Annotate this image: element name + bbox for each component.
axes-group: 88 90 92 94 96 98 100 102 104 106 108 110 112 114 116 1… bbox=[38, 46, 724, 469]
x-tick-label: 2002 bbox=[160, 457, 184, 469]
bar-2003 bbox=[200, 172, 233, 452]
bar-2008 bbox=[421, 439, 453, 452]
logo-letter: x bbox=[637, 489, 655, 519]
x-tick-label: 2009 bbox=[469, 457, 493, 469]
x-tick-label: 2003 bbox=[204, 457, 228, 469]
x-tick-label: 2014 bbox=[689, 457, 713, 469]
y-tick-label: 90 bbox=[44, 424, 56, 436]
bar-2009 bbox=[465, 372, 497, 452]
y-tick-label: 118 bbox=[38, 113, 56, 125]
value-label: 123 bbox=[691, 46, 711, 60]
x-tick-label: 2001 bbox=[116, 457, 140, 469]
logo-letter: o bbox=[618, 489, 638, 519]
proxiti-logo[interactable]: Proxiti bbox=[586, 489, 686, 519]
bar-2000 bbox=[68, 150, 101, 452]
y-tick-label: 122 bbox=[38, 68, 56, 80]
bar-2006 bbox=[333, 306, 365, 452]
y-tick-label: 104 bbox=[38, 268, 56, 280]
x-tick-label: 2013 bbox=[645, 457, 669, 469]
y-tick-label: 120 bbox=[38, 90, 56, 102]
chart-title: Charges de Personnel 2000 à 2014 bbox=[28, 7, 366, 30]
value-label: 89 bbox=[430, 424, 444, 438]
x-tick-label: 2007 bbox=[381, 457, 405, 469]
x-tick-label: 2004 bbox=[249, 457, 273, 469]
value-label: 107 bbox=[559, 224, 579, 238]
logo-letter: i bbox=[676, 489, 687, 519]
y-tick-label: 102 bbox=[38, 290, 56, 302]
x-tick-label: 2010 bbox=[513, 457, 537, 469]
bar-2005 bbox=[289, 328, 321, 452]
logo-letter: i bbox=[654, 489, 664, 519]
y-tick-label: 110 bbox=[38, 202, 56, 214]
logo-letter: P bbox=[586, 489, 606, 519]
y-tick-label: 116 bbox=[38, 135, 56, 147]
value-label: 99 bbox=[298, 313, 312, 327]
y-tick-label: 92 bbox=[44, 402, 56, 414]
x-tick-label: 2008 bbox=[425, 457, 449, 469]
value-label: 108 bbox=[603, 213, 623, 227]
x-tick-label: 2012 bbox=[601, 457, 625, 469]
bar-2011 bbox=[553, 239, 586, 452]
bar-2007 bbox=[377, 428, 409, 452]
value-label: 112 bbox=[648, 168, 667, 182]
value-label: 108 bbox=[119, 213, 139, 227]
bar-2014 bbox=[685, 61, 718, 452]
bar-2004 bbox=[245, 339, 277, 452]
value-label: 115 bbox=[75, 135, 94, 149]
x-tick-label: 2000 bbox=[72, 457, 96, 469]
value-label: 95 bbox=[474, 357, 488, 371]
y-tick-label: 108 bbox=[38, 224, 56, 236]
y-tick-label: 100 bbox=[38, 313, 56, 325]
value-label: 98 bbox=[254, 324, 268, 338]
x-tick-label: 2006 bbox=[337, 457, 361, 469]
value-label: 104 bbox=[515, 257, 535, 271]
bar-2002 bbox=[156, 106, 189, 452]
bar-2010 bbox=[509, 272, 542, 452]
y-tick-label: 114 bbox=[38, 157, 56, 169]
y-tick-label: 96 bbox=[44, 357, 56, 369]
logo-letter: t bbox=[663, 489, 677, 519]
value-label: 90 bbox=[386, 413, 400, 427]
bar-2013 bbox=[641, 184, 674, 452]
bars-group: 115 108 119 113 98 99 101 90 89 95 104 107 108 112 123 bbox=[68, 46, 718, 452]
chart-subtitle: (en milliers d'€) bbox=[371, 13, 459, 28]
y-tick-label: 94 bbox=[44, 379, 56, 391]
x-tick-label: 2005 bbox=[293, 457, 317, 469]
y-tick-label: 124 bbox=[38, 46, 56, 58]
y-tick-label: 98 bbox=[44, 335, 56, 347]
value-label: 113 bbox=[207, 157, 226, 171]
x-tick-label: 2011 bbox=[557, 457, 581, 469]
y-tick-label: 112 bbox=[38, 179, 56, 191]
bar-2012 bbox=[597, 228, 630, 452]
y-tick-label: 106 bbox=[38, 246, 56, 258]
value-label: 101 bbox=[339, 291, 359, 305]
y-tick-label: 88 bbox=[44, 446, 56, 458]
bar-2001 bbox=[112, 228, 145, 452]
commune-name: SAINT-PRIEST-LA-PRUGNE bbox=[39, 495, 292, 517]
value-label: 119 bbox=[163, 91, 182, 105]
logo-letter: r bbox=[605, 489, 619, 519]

• • • • •

Reproduce the material above verbatim, keeping every line in its original order.

◆ **Solved problem**
Annotate this image: element name + bbox for each component.
axes-group: 88 90 92 94 96 98 100 102 104 106 108 110 112 114 116 1… bbox=[38, 46, 724, 469]
x-tick-label: 2002 bbox=[160, 457, 184, 469]
bar-2003 bbox=[200, 172, 233, 452]
bar-2008 bbox=[421, 439, 453, 452]
logo-letter: x bbox=[637, 489, 655, 519]
x-tick-label: 2009 bbox=[469, 457, 493, 469]
x-tick-label: 2003 bbox=[204, 457, 228, 469]
x-tick-label: 2014 bbox=[689, 457, 713, 469]
y-tick-label: 90 bbox=[44, 424, 56, 436]
bar-2009 bbox=[465, 372, 497, 452]
y-tick-label: 118 bbox=[38, 113, 56, 125]
value-label: 123 bbox=[691, 46, 711, 60]
x-tick-label: 2001 bbox=[116, 457, 140, 469]
logo-letter: o bbox=[618, 489, 638, 519]
proxiti-logo[interactable]: Proxiti bbox=[586, 489, 686, 519]
bar-2000 bbox=[68, 150, 101, 452]
y-tick-label: 122 bbox=[38, 68, 56, 80]
bar-2006 bbox=[333, 306, 365, 452]
y-tick-label: 104 bbox=[38, 268, 56, 280]
x-tick-label: 2013 bbox=[645, 457, 669, 469]
y-tick-label: 120 bbox=[38, 90, 56, 102]
chart-title: Charges de Personnel 2000 à 2014 bbox=[28, 7, 366, 30]
value-label: 89 bbox=[430, 424, 444, 438]
x-tick-label: 2007 bbox=[381, 457, 405, 469]
x-tick-label: 2004 bbox=[249, 457, 273, 469]
value-label: 107 bbox=[559, 224, 579, 238]
logo-letter: i bbox=[676, 489, 687, 519]
y-tick-label: 102 bbox=[38, 290, 56, 302]
x-tick-label: 2010 bbox=[513, 457, 537, 469]
bar-2005 bbox=[289, 328, 321, 452]
logo-letter: i bbox=[654, 489, 664, 519]
y-tick-label: 110 bbox=[38, 202, 56, 214]
logo-letter: P bbox=[586, 489, 606, 519]
y-tick-label: 116 bbox=[38, 135, 56, 147]
value-label: 99 bbox=[298, 313, 312, 327]
y-tick-label: 92 bbox=[44, 402, 56, 414]
x-tick-label: 2008 bbox=[425, 457, 449, 469]
value-label: 108 bbox=[603, 213, 623, 227]
x-tick-label: 2012 bbox=[601, 457, 625, 469]
bar-2011 bbox=[553, 239, 586, 452]
bar-2007 bbox=[377, 428, 409, 452]
value-label: 112 bbox=[648, 168, 667, 182]
value-label: 108 bbox=[119, 213, 139, 227]
bar-2014 bbox=[685, 61, 718, 452]
bar-2004 bbox=[245, 339, 277, 452]
value-label: 115 bbox=[75, 135, 94, 149]
x-tick-label: 2000 bbox=[72, 457, 96, 469]
value-label: 95 bbox=[474, 357, 488, 371]
y-tick-label: 108 bbox=[38, 224, 56, 236]
y-tick-label: 100 bbox=[38, 313, 56, 325]
value-label: 98 bbox=[254, 324, 268, 338]
x-tick-label: 2006 bbox=[337, 457, 361, 469]
value-label: 104 bbox=[515, 257, 535, 271]
bar-2002 bbox=[156, 106, 189, 452]
bar-2010 bbox=[509, 272, 542, 452]
y-tick-label: 114 bbox=[38, 157, 56, 169]
y-tick-label: 96 bbox=[44, 357, 56, 369]
logo-letter: t bbox=[663, 489, 677, 519]
value-label: 90 bbox=[386, 413, 400, 427]
bar-2013 bbox=[641, 184, 674, 452]
bars-group: 115 108 119 113 98 99 101 90 89 95 104 107 108 112 123 bbox=[68, 46, 718, 452]
chart-subtitle: (en milliers d'€) bbox=[371, 13, 459, 28]
y-tick-label: 94 bbox=[44, 379, 56, 391]
x-tick-label: 2005 bbox=[293, 457, 317, 469]
y-tick-label: 124 bbox=[38, 46, 56, 58]
y-tick-label: 98 bbox=[44, 335, 56, 347]
value-label: 113 bbox=[207, 157, 226, 171]
x-tick-label: 2011 bbox=[557, 457, 581, 469]
y-tick-label: 112 bbox=[38, 179, 56, 191]
bar-2012 bbox=[597, 228, 630, 452]
y-tick-label: 106 bbox=[38, 246, 56, 258]
value-label: 101 bbox=[339, 291, 359, 305]
y-tick-label: 88 bbox=[44, 446, 56, 458]
bar-2001 bbox=[112, 228, 145, 452]
commune-name: SAINT-PRIEST-LA-PRUGNE bbox=[39, 495, 292, 517]
value-label: 119 bbox=[163, 91, 182, 105]
logo-letter: r bbox=[605, 489, 619, 519]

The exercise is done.